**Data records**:
# # # # # # #
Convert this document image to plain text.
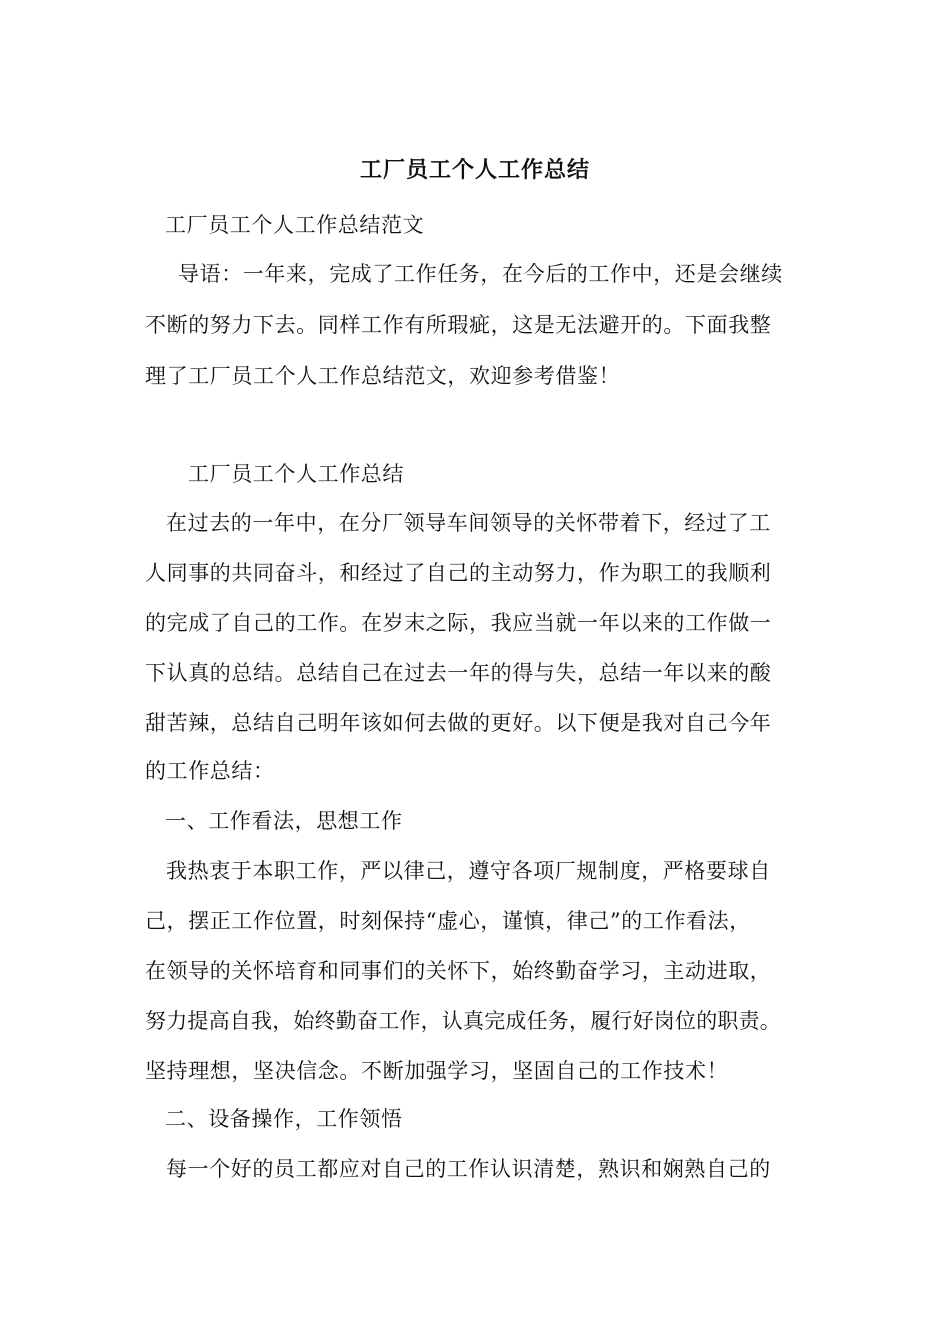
工厂员工个人工作总结
工厂员工个人工作总结范文
导语：一年来，完成了工作任务，在今后的工作中，还是会继续
不断的努力下去。同样工作有所瑕疵，这是无法避开的。下面我整
理了工厂员工个人工作总结范文，欢迎参考借鉴！
工厂员工个人工作总结
在过去的一年中，在分厂领导车间领导的关怀带着下，经过了工
人同事的共同奋斗，和经过了自己的主动努力，作为职工的我顺利
的完成了自己的工作。在岁末之际，我应当就一年以来的工作做一
下认真的总结。总结自己在过去一年的得与失，总结一年以来的酸
甜苦辣，总结自己明年该如何去做的更好。以下便是我对自己今年
的工作总结：
一、工作看法，思想工作
我热衷于本职工作，严以律己，遵守各项厂规制度，严格要球自
己，摆正工作位置，时刻保持“虚心，谨慎，律己”的工作看法，
在领导的关怀培育和同事们的关怀下，始终勤奋学习，主动进取，
努力提高自我，始终勤奋工作，认真完成任务，履行好岗位的职责。
坚持理想，坚决信念。不断加强学习，坚固自己的工作技术！
二、设备操作，工作领悟
每一个好的员工都应对自己的工作认识清楚，熟识和娴熟自己的
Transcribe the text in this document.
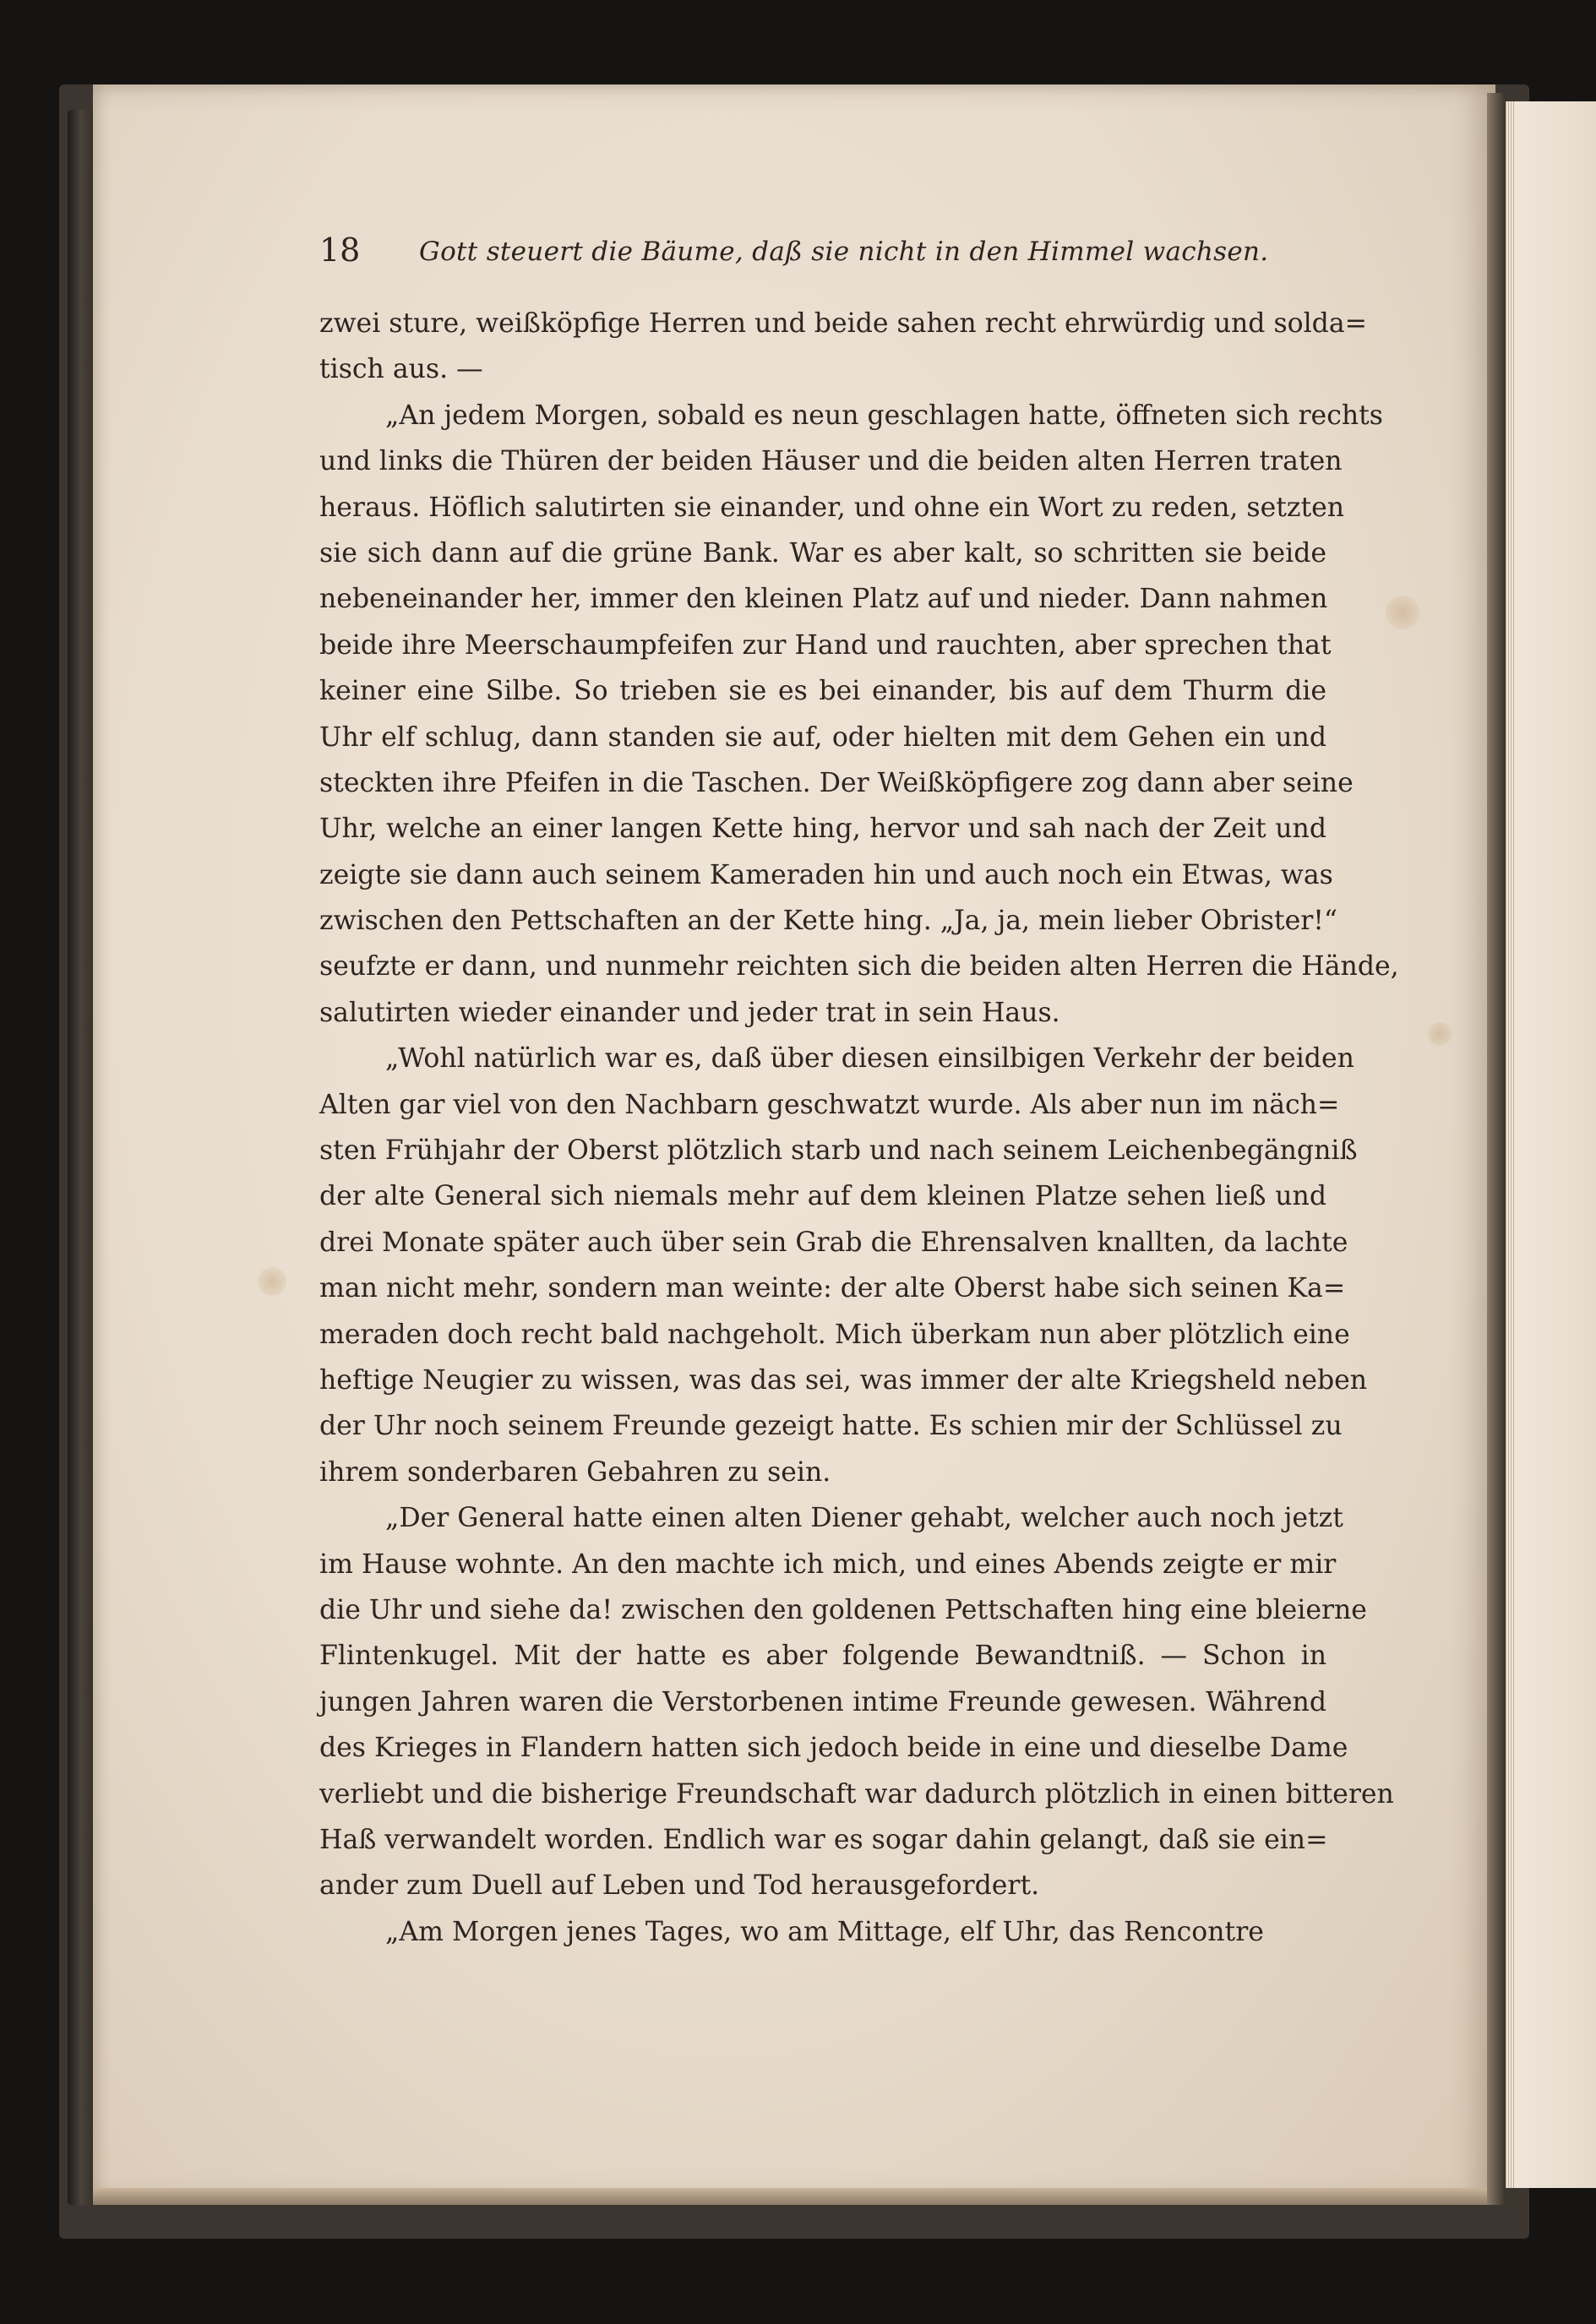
18 Gott steuert die Bäume, daß sie nicht in den Himmel wachsen.
zwei sture, weißköpfige Herren und beide sahen recht ehrwürdig und solda=
tisch aus. —
„An jedem Morgen, sobald es neun geschlagen hatte, öffneten sich rechts
und links die Thüren der beiden Häuser und die beiden alten Herren traten
heraus. Höflich salutirten sie einander, und ohne ein Wort zu reden, setzten
sie sich dann auf die grüne Bank. War es aber kalt, so schritten sie beide
nebeneinander her, immer den kleinen Platz auf und nieder. Dann nahmen
beide ihre Meerschaumpfeifen zur Hand und rauchten, aber sprechen that
keiner eine Silbe. So trieben sie es bei einander, bis auf dem Thurm die
Uhr elf schlug, dann standen sie auf, oder hielten mit dem Gehen ein und
steckten ihre Pfeifen in die Taschen. Der Weißköpfigere zog dann aber seine
Uhr, welche an einer langen Kette hing, hervor und sah nach der Zeit und
zeigte sie dann auch seinem Kameraden hin und auch noch ein Etwas, was
zwischen den Pettschaften an der Kette hing. „Ja, ja, mein lieber Obrister!“
seufzte er dann, und nunmehr reichten sich die beiden alten Herren die Hände,
salutirten wieder einander und jeder trat in sein Haus.
„Wohl natürlich war es, daß über diesen einsilbigen Verkehr der beiden
Alten gar viel von den Nachbarn geschwatzt wurde. Als aber nun im näch=
sten Frühjahr der Oberst plötzlich starb und nach seinem Leichenbegängniß
der alte General sich niemals mehr auf dem kleinen Platze sehen ließ und
drei Monate später auch über sein Grab die Ehrensalven knallten, da lachte
man nicht mehr, sondern man weinte: der alte Oberst habe sich seinen Ka=
meraden doch recht bald nachgeholt. Mich überkam nun aber plötzlich eine
heftige Neugier zu wissen, was das sei, was immer der alte Kriegsheld neben
der Uhr noch seinem Freunde gezeigt hatte. Es schien mir der Schlüssel zu
ihrem sonderbaren Gebahren zu sein.
„Der General hatte einen alten Diener gehabt, welcher auch noch jetzt
im Hause wohnte. An den machte ich mich, und eines Abends zeigte er mir
die Uhr und siehe da! zwischen den goldenen Pettschaften hing eine bleierne
Flintenkugel. Mit der hatte es aber folgende Bewandtniß. — Schon in
jungen Jahren waren die Verstorbenen intime Freunde gewesen. Während
des Krieges in Flandern hatten sich jedoch beide in eine und dieselbe Dame
verliebt und die bisherige Freundschaft war dadurch plötzlich in einen bitteren
Haß verwandelt worden. Endlich war es sogar dahin gelangt, daß sie ein=
ander zum Duell auf Leben und Tod herausgefordert.
„Am Morgen jenes Tages, wo am Mittage, elf Uhr, das Rencontre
# # # # # # #
**Requirements**:
Check each line above for the word "kleinen" and give the number of lines that have it, nothing else.

**Response to this exercise**:
2